Records supplied ▸
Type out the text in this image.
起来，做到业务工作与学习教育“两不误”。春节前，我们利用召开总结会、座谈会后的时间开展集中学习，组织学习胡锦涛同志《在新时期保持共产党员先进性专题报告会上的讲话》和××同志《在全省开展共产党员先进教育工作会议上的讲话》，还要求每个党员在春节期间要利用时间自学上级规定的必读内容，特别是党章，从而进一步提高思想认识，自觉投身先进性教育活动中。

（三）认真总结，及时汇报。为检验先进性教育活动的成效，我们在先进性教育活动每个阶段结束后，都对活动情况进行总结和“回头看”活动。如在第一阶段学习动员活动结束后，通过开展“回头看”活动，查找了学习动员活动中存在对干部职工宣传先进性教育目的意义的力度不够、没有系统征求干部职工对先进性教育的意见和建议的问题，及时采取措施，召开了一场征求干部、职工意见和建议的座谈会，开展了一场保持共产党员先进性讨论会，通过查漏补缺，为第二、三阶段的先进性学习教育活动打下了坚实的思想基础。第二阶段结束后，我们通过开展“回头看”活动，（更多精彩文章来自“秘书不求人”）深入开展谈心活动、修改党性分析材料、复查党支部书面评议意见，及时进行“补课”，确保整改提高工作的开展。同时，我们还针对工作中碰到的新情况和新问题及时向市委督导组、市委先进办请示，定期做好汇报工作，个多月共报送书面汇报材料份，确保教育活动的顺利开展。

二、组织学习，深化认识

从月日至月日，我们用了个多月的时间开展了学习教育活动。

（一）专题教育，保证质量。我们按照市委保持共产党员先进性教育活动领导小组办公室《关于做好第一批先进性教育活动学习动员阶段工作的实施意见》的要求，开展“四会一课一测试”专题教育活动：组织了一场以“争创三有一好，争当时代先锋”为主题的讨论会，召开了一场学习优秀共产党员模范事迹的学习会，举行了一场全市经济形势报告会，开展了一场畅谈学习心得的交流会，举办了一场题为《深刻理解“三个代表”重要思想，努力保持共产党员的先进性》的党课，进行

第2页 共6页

Direction ▸
Using the data above, return each line exactly as written.

Result below ▸
Type out the text in this image.
起来，做到业务工作与学习教育“两不误”。春节前，我们利用召开总结会、座谈会后的时间开展集中学习，组织学习胡锦涛同志《在新时期保持共产党员先进性专题报告会上的讲话》和××同志《在全省开展共产党员先进教育工作会议上的讲话》，还要求每个党员在春节期间要利用时间自学上级规定的必读内容，特别是党章，从而进一步提高思想认识，自觉投身先进性教育活动中。

（三）认真总结，及时汇报。为检验先进性教育活动的成效，我们在先进性教育活动每个阶段结束后，都对活动情况进行总结和“回头看”活动。如在第一阶段学习动员活动结束后，通过开展“回头看”活动，查找了学习动员活动中存在对干部职工宣传先进性教育目的意义的力度不够、没有系统征求干部职工对先进性教育的意见和建议的问题，及时采取措施，召开了一场征求干部、职工意见和建议的座谈会，开展了一场保持共产党员先进性讨论会，通过查漏补缺，为第二、三阶段的先进性学习教育活动打下了坚实的思想基础。第二阶段结束后，我们通过开展“回头看”活动，（更多精彩文章来自“秘书不求人”）深入开展谈心活动、修改党性分析材料、复查党支部书面评议意见，及时进行“补课”，确保整改提高工作的开展。同时，我们还针对工作中碰到的新情况和新问题及时向市委督导组、市委先进办请示，定期做好汇报工作，个多月共报送书面汇报材料份，确保教育活动的顺利开展。

二、组织学习，深化认识

从月日至月日，我们用了个多月的时间开展了学习教育活动。

（一）专题教育，保证质量。我们按照市委保持共产党员先进性教育活动领导小组办公室《关于做好第一批先进性教育活动学习动员阶段工作的实施意见》的要求，开展“四会一课一测试”专题教育活动：组织了一场以“争创三有一好，争当时代先锋”为主题的讨论会，召开了一场学习优秀共产党员模范事迹的学习会，举行了一场全市经济形势报告会，开展了一场畅谈学习心得的交流会，举办了一场题为《深刻理解“三个代表”重要思想，努力保持共产党员的先进性》的党课，进行

第2页 共6页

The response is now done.